**Stated task**
Lines that hold the string "letter" are to be counted; give only their number.

--- begin Information provided ---

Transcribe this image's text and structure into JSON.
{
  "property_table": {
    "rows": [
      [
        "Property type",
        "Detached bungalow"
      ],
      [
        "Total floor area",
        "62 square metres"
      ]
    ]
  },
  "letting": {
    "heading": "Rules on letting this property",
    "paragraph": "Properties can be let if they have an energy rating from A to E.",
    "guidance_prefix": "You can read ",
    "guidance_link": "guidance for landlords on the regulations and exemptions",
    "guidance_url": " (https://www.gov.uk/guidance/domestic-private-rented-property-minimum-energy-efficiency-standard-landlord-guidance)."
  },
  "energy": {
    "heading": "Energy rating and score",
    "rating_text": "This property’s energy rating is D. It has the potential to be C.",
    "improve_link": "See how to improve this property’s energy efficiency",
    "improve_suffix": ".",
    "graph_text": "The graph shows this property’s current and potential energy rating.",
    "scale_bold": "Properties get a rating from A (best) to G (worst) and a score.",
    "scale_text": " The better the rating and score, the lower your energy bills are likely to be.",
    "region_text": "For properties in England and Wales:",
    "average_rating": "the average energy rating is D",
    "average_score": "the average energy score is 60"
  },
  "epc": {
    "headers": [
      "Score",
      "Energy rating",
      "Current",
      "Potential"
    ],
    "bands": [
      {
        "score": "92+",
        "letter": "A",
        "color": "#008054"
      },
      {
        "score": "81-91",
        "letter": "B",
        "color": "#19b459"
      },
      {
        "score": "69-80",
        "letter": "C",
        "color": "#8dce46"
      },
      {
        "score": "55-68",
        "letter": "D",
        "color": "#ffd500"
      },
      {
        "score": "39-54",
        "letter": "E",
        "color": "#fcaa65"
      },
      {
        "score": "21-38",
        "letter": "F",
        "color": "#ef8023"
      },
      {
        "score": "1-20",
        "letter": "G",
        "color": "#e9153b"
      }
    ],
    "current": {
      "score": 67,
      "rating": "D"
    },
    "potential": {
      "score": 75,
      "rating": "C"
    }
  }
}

--- end Information provided ---

**Result of the exercise**
7